Aim of the exercise: Write out each line exactly as given. Leave the pictures out of your copy.

Data listing:
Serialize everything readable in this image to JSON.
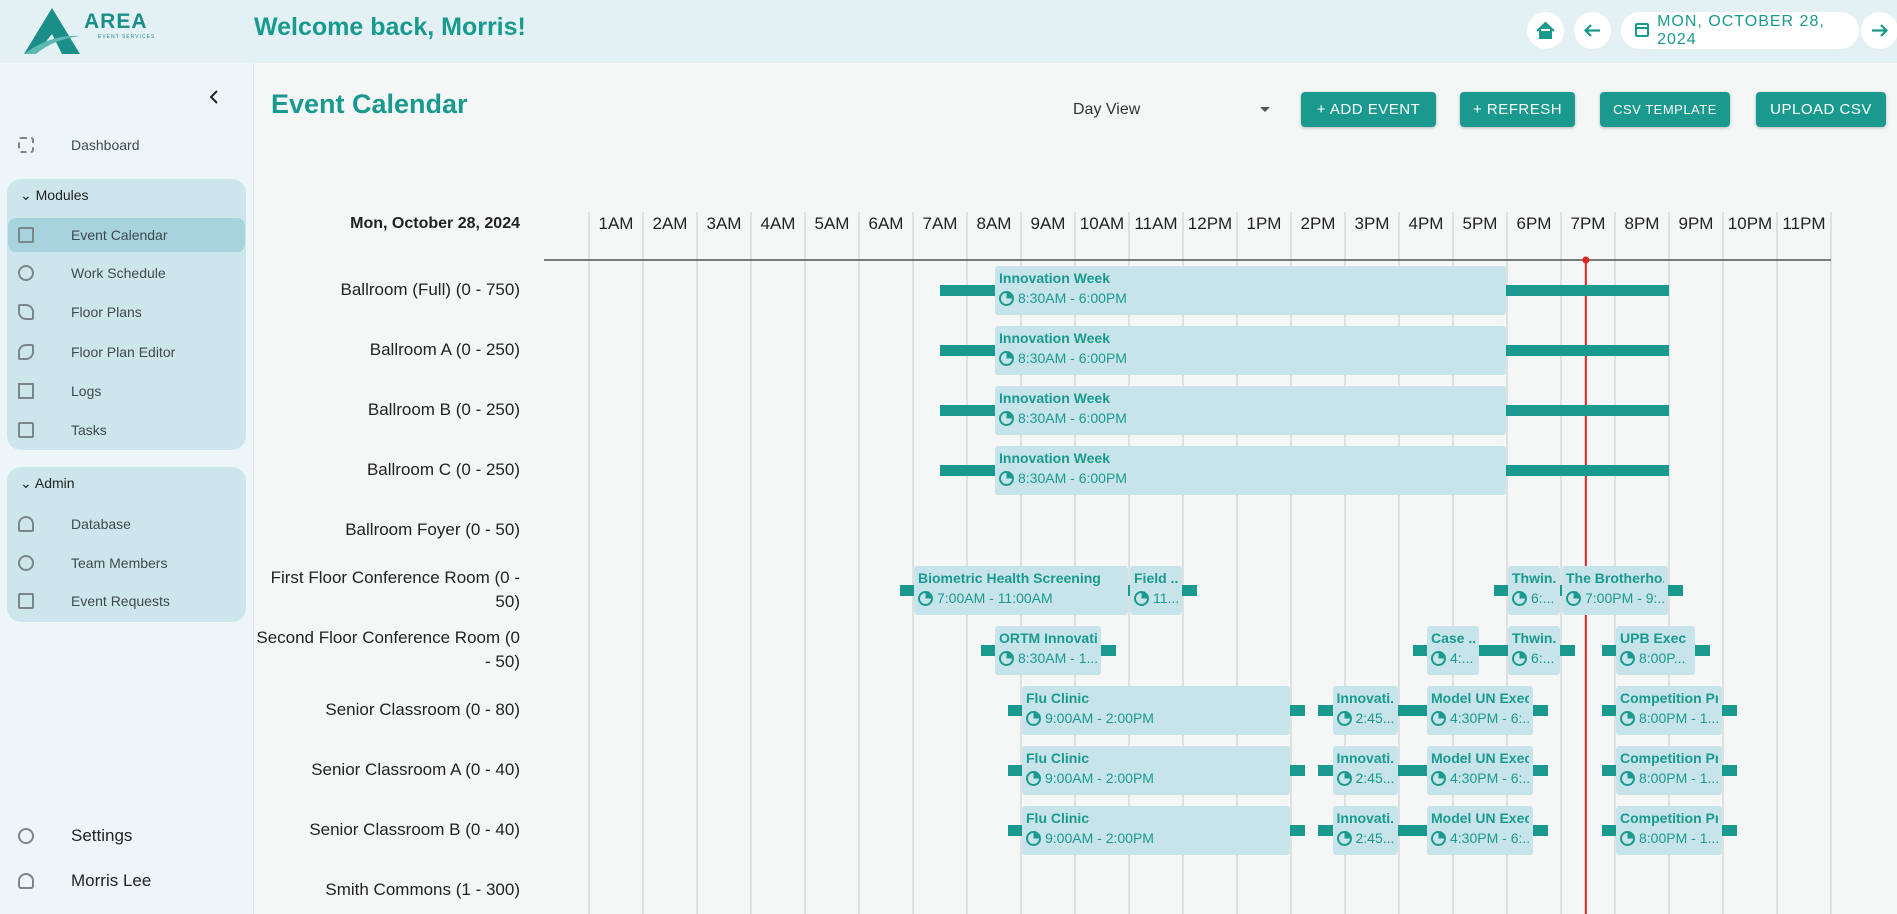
{
  "header": {
    "logo": {
      "title": "AREA",
      "subtitle": "EVENT SERVICES"
    },
    "welcome": "Welcome back, Morris!",
    "date": "MON, OCTOBER 28, 2024"
  },
  "sidebar": {
    "dashboard": "Dashboard",
    "modules": {
      "title": "Modules",
      "items": [
        "Event Calendar",
        "Work Schedule",
        "Floor Plans",
        "Floor Plan Editor",
        "Logs",
        "Tasks"
      ]
    },
    "admin": {
      "title": "Admin",
      "items": [
        "Database",
        "Team Members",
        "Event Requests"
      ]
    },
    "settings": "Settings",
    "user": "Morris Lee"
  },
  "toolbar": {
    "title": "Event Calendar",
    "view": "Day View",
    "buttons": [
      "+ ADD EVENT",
      "+ REFRESH",
      "CSV TEMPLATE",
      "UPLOAD CSV"
    ]
  },
  "calendar": {
    "date": "Mon, October 28, 2024",
    "hours": [
      "1AM",
      "2AM",
      "3AM",
      "4AM",
      "5AM",
      "6AM",
      "7AM",
      "8AM",
      "9AM",
      "10AM",
      "11AM",
      "12PM",
      "1PM",
      "2PM",
      "3PM",
      "4PM",
      "5PM",
      "6PM",
      "7PM",
      "8PM",
      "9PM",
      "10PM",
      "11PM"
    ],
    "rooms": [
      {
        "name": "Ballroom (Full) (0 - 750)",
        "events": [
          {
            "title": "Innovation Week",
            "time": "8:30AM - 6:00PM"
          }
        ]
      },
      {
        "name": "Ballroom A (0 - 250)",
        "events": [
          {
            "title": "Innovation Week",
            "time": "8:30AM - 6:00PM"
          }
        ]
      },
      {
        "name": "Ballroom B (0 - 250)",
        "events": [
          {
            "title": "Innovation Week",
            "time": "8:30AM - 6:00PM"
          }
        ]
      },
      {
        "name": "Ballroom C (0 - 250)",
        "events": [
          {
            "title": "Innovation Week",
            "time": "8:30AM - 6:00PM"
          }
        ]
      },
      {
        "name": "Ballroom Foyer (0 - 50)",
        "events": []
      },
      {
        "name": "First Floor Conference Room (0 - 50)",
        "events": [
          {
            "title": "Biometric Health Screening",
            "time": "7:00AM - 11:00AM"
          },
          {
            "title": "Field ...",
            "time": "11..."
          },
          {
            "title": "Thwin...",
            "time": "6:..."
          },
          {
            "title": "The Brotherho...",
            "time": "7:00PM - 9:..."
          }
        ]
      },
      {
        "name": "Second Floor Conference Room (0 - 50)",
        "events": [
          {
            "title": "ORTM Innovati...",
            "time": "8:30AM - 1..."
          },
          {
            "title": "Case ...",
            "time": "4:..."
          },
          {
            "title": "Thwin...",
            "time": "6:..."
          },
          {
            "title": "UPB Exec ...",
            "time": "8:00P..."
          }
        ]
      },
      {
        "name": "Senior Classroom (0 - 80)",
        "events": [
          {
            "title": "Flu Clinic",
            "time": "9:00AM - 2:00PM"
          },
          {
            "title": "Innovati...",
            "time": "2:45..."
          },
          {
            "title": "Model UN Exec ...",
            "time": "4:30PM - 6:..."
          },
          {
            "title": "Competition Pr...",
            "time": "8:00PM - 1..."
          }
        ]
      },
      {
        "name": "Senior Classroom A (0 - 40)",
        "events": [
          {
            "title": "Flu Clinic",
            "time": "9:00AM - 2:00PM"
          },
          {
            "title": "Innovati...",
            "time": "2:45..."
          },
          {
            "title": "Model UN Exec ...",
            "time": "4:30PM - 6:..."
          },
          {
            "title": "Competition Pr...",
            "time": "8:00PM - 1..."
          }
        ]
      },
      {
        "name": "Senior Classroom B (0 - 40)",
        "events": [
          {
            "title": "Flu Clinic",
            "time": "9:00AM - 2:00PM"
          },
          {
            "title": "Innovati...",
            "time": "2:45..."
          },
          {
            "title": "Model UN Exec ...",
            "time": "4:30PM - 6:..."
          },
          {
            "title": "Competition Pr...",
            "time": "8:00PM - 1..."
          }
        ]
      },
      {
        "name": "Smith Commons (1 - 300)",
        "events": []
      }
    ]
  }
}
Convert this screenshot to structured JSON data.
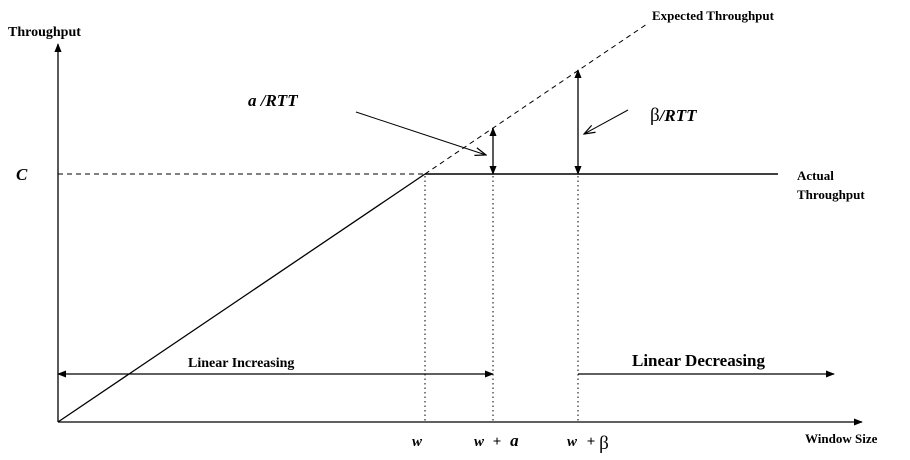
{
  "axes": {
    "y_label": "Throughput",
    "x_label": "Window Size",
    "c_label": "C"
  },
  "curves": {
    "expected_label": "Expected Throughput",
    "actual_label_line1": "Actual",
    "actual_label_line2": "Throughput"
  },
  "annotations": {
    "alpha_rtt": "a /RTT",
    "beta_rtt_symbol": "β",
    "beta_rtt_suffix": "/RTT"
  },
  "ticks": {
    "w": "w",
    "w_plus_a_w": "w",
    "w_plus_a_plus": "+",
    "w_plus_a_a": "a",
    "w_plus_b_w": "w",
    "w_plus_b_plus": "+",
    "w_plus_b_beta": "β"
  },
  "regions": {
    "linear_increasing": "Linear Increasing",
    "linear_decreasing": "Linear Decreasing"
  }
}
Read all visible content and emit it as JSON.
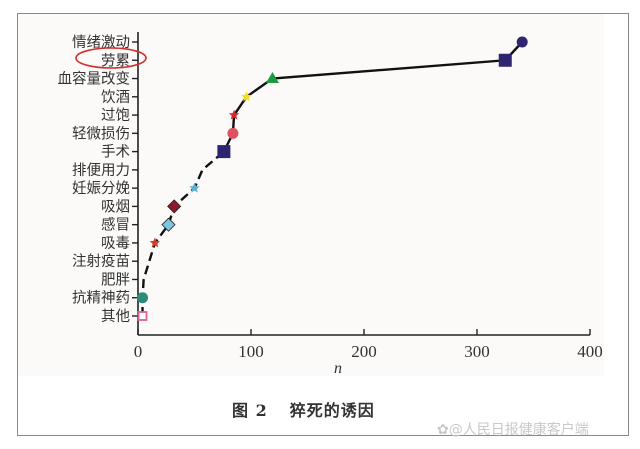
{
  "figure": {
    "caption_number": "图 2",
    "caption_text": "猝死的诱因",
    "watermark": "@人民日报健康客户端",
    "highlight_annotation": "劳累"
  },
  "chart_data": {
    "type": "line",
    "title": "猝死的诱因",
    "xlabel": "n",
    "ylabel": "",
    "xlim": [
      0,
      400
    ],
    "x_ticks": [
      0,
      100,
      200,
      300,
      400
    ],
    "grid": false,
    "legend": "none",
    "categories": [
      "其他",
      "抗精神药",
      "肥胖",
      "注射疫苗",
      "吸毒",
      "感冒",
      "吸烟",
      "妊娠分娩",
      "排便用力",
      "手术",
      "轻微损伤",
      "过饱",
      "饮酒",
      "血容量改变",
      "劳累",
      "情绪激动"
    ],
    "values": [
      4,
      4,
      5,
      10,
      15,
      27,
      32,
      50,
      57,
      76,
      84,
      85,
      96,
      119,
      325,
      340
    ],
    "markers": [
      {
        "category": "其他",
        "shape": "open-square",
        "color": "#e0609a"
      },
      {
        "category": "抗精神药",
        "shape": "circle",
        "color": "#2e8b7a"
      },
      {
        "category": "肥胖",
        "shape": "none",
        "color": "#000000"
      },
      {
        "category": "注射疫苗",
        "shape": "none",
        "color": "#000000"
      },
      {
        "category": "吸毒",
        "shape": "star",
        "color": "#d23a2a"
      },
      {
        "category": "感冒",
        "shape": "diamond",
        "color": "#7fc4e0"
      },
      {
        "category": "吸烟",
        "shape": "diamond",
        "color": "#8b1a2a"
      },
      {
        "category": "妊娠分娩",
        "shape": "star",
        "color": "#5fb0d0"
      },
      {
        "category": "排便用力",
        "shape": "none",
        "color": "#000000"
      },
      {
        "category": "手术",
        "shape": "square",
        "color": "#2e2470"
      },
      {
        "category": "轻微损伤",
        "shape": "circle",
        "color": "#e05060"
      },
      {
        "category": "过饱",
        "shape": "star",
        "color": "#d42a2a"
      },
      {
        "category": "饮酒",
        "shape": "star",
        "color": "#f0e020"
      },
      {
        "category": "血容量改变",
        "shape": "triangle",
        "color": "#1e9a40"
      },
      {
        "category": "劳累",
        "shape": "square",
        "color": "#2e2470"
      },
      {
        "category": "情绪激动",
        "shape": "circle",
        "color": "#2e2470"
      }
    ]
  }
}
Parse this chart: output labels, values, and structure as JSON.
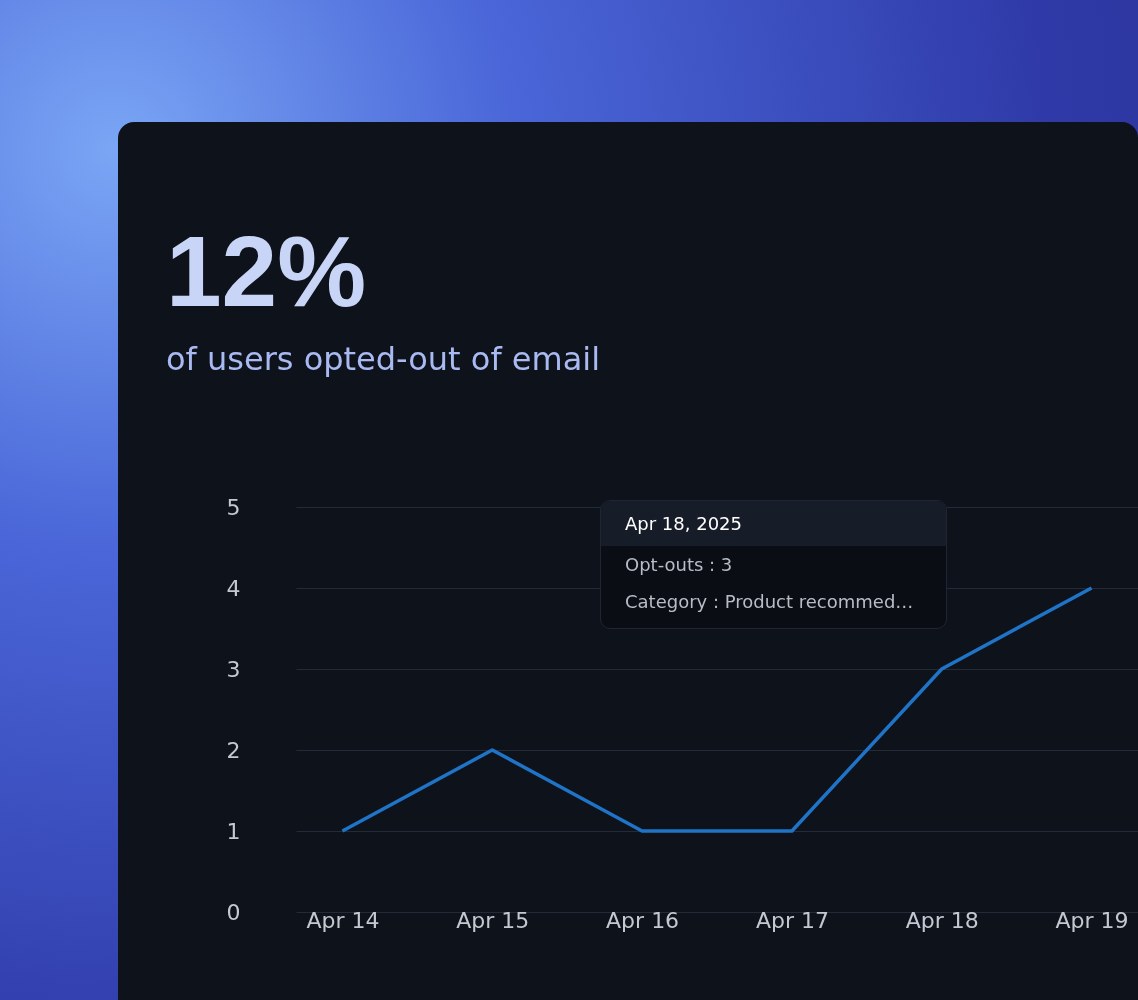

Solved problem:
Serialize everything readable in this image to JSON.
{
  "header": {
    "logo": {
      "title": "AREA",
      "subtitle": "EVENT SERVICES"
    },
    "welcome": "Welcome back, Morris!",
    "date": "MON, OCTOBER 28, 2024"
  },
  "sidebar": {
    "dashboard": "Dashboard",
    "modules": {
      "title": "Modules",
      "items": [
        "Event Calendar",
        "Work Schedule",
        "Floor Plans",
        "Floor Plan Editor",
        "Logs",
        "Tasks"
      ]
    },
    "admin": {
      "title": "Admin",
      "items": [
        "Database",
        "Team Members",
        "Event Requests"
      ]
    },
    "settings": "Settings",
    "user": "Morris Lee"
  },
  "toolbar": {
    "title": "Event Calendar",
    "view": "Day View",
    "buttons": [
      "+ ADD EVENT",
      "+ REFRESH",
      "CSV TEMPLATE",
      "UPLOAD CSV"
    ]
  },
  "calendar": {
    "date": "Mon, October 28, 2024",
    "hours": [
      "1AM",
      "2AM",
      "3AM",
      "4AM",
      "5AM",
      "6AM",
      "7AM",
      "8AM",
      "9AM",
      "10AM",
      "11AM",
      "12PM",
      "1PM",
      "2PM",
      "3PM",
      "4PM",
      "5PM",
      "6PM",
      "7PM",
      "8PM",
      "9PM",
      "10PM",
      "11PM"
    ],
    "rooms": [
      {
        "name": "Ballroom (Full) (0 - 750)",
        "events": [
          {
            "title": "Innovation Week",
            "time": "8:30AM - 6:00PM"
          }
        ]
      },
      {
        "name": "Ballroom A (0 - 250)",
        "events": [
          {
            "title": "Innovation Week",
            "time": "8:30AM - 6:00PM"
          }
        ]
      },
      {
        "name": "Ballroom B (0 - 250)",
        "events": [
          {
            "title": "Innovation Week",
            "time": "8:30AM - 6:00PM"
          }
        ]
      },
      {
        "name": "Ballroom C (0 - 250)",
        "events": [
          {
            "title": "Innovation Week",
            "time": "8:30AM - 6:00PM"
          }
        ]
      },
      {
        "name": "Ballroom Foyer (0 - 50)",
        "events": []
      },
      {
        "name": "First Floor Conference Room (0 - 50)",
        "events": [
          {
            "title": "Biometric Health Screening",
            "time": "7:00AM - 11:00AM"
          },
          {
            "title": "Field ...",
            "time": "11..."
          },
          {
            "title": "Thwin...",
            "time": "6:..."
          },
          {
            "title": "The Brotherho...",
            "time": "7:00PM - 9:..."
          }
        ]
      },
      {
        "name": "Second Floor Conference Room (0 - 50)",
        "events": [
          {
            "title": "ORTM Innovati...",
            "time": "8:30AM - 1..."
          },
          {
            "title": "Case ...",
            "time": "4:..."
          },
          {
            "title": "Thwin...",
            "time": "6:..."
          },
          {
            "title": "UPB Exec ...",
            "time": "8:00P..."
          }
        ]
      },
      {
        "name": "Senior Classroom (0 - 80)",
        "events": [
          {
            "title": "Flu Clinic",
            "time": "9:00AM - 2:00PM"
          },
          {
            "title": "Innovati...",
            "time": "2:45..."
          },
          {
            "title": "Model UN Exec ...",
            "time": "4:30PM - 6:..."
          },
          {
            "title": "Competition Pr...",
            "time": "8:00PM - 1..."
          }
        ]
      },
      {
        "name": "Senior Classroom A (0 - 40)",
        "events": [
          {
            "title": "Flu Clinic",
            "time": "9:00AM - 2:00PM"
          },
          {
            "title": "Innovati...",
            "time": "2:45..."
          },
          {
            "title": "Model UN Exec ...",
            "time": "4:30PM - 6:..."
          },
          {
            "title": "Competition Pr...",
            "time": "8:00PM - 1..."
          }
        ]
      },
      {
        "name": "Senior Classroom B (0 - 40)",
        "events": [
          {
            "title": "Flu Clinic",
            "time": "9:00AM - 2:00PM"
          },
          {
            "title": "Innovati...",
            "time": "2:45..."
          },
          {
            "title": "Model UN Exec ...",
            "time": "4:30PM - 6:..."
          },
          {
            "title": "Competition Pr...",
            "time": "8:00PM - 1..."
          }
        ]
      },
      {
        "name": "Smith Commons (1 - 300)",
        "events": []
      }
    ]
  }
}
Convert this screenshot to structured JSON data.
{
  "axes": {
    "y_label": "Throughput",
    "x_label": "Window Size",
    "c_label": "C"
  },
  "curves": {
    "expected_label": "Expected Throughput",
    "actual_label_line1": "Actual",
    "actual_label_line2": "Throughput"
  },
  "annotations": {
    "alpha_rtt": "a /RTT",
    "beta_rtt_symbol": "β",
    "beta_rtt_suffix": "/RTT"
  },
  "ticks": {
    "w": "w",
    "w_plus_a_w": "w",
    "w_plus_a_plus": "+",
    "w_plus_a_a": "a",
    "w_plus_b_w": "w",
    "w_plus_b_plus": "+",
    "w_plus_b_beta": "β"
  },
  "regions": {
    "linear_increasing": "Linear Increasing",
    "linear_decreasing": "Linear Decreasing"
  }
}
Read all visible content and emit it as JSON.
{
  "figure": {
    "caption_number": "图 2",
    "caption_text": "猝死的诱因",
    "watermark": "@人民日报健康客户端",
    "highlight_annotation": "劳累"
  },
  "chart_data": {
    "type": "line",
    "title": "猝死的诱因",
    "xlabel": "n",
    "ylabel": "",
    "xlim": [
      0,
      400
    ],
    "x_ticks": [
      0,
      100,
      200,
      300,
      400
    ],
    "grid": false,
    "legend": "none",
    "categories": [
      "其他",
      "抗精神药",
      "肥胖",
      "注射疫苗",
      "吸毒",
      "感冒",
      "吸烟",
      "妊娠分娩",
      "排便用力",
      "手术",
      "轻微损伤",
      "过饱",
      "饮酒",
      "血容量改变",
      "劳累",
      "情绪激动"
    ],
    "values": [
      4,
      4,
      5,
      10,
      15,
      27,
      32,
      50,
      57,
      76,
      84,
      85,
      96,
      119,
      325,
      340
    ],
    "markers": [
      {
        "category": "其他",
        "shape": "open-square",
        "color": "#e0609a"
      },
      {
        "category": "抗精神药",
        "shape": "circle",
        "color": "#2e8b7a"
      },
      {
        "category": "肥胖",
        "shape": "none",
        "color": "#000000"
      },
      {
        "category": "注射疫苗",
        "shape": "none",
        "color": "#000000"
      },
      {
        "category": "吸毒",
        "shape": "star",
        "color": "#d23a2a"
      },
      {
        "category": "感冒",
        "shape": "diamond",
        "color": "#7fc4e0"
      },
      {
        "category": "吸烟",
        "shape": "diamond",
        "color": "#8b1a2a"
      },
      {
        "category": "妊娠分娩",
        "shape": "star",
        "color": "#5fb0d0"
      },
      {
        "category": "排便用力",
        "shape": "none",
        "color": "#000000"
      },
      {
        "category": "手术",
        "shape": "square",
        "color": "#2e2470"
      },
      {
        "category": "轻微损伤",
        "shape": "circle",
        "color": "#e05060"
      },
      {
        "category": "过饱",
        "shape": "star",
        "color": "#d42a2a"
      },
      {
        "category": "饮酒",
        "shape": "star",
        "color": "#f0e020"
      },
      {
        "category": "血容量改变",
        "shape": "triangle",
        "color": "#1e9a40"
      },
      {
        "category": "劳累",
        "shape": "square",
        "color": "#2e2470"
      },
      {
        "category": "情绪激动",
        "shape": "circle",
        "color": "#2e2470"
      }
    ]
  }
}
Parse this chart: output labels, values, and structure as JSON.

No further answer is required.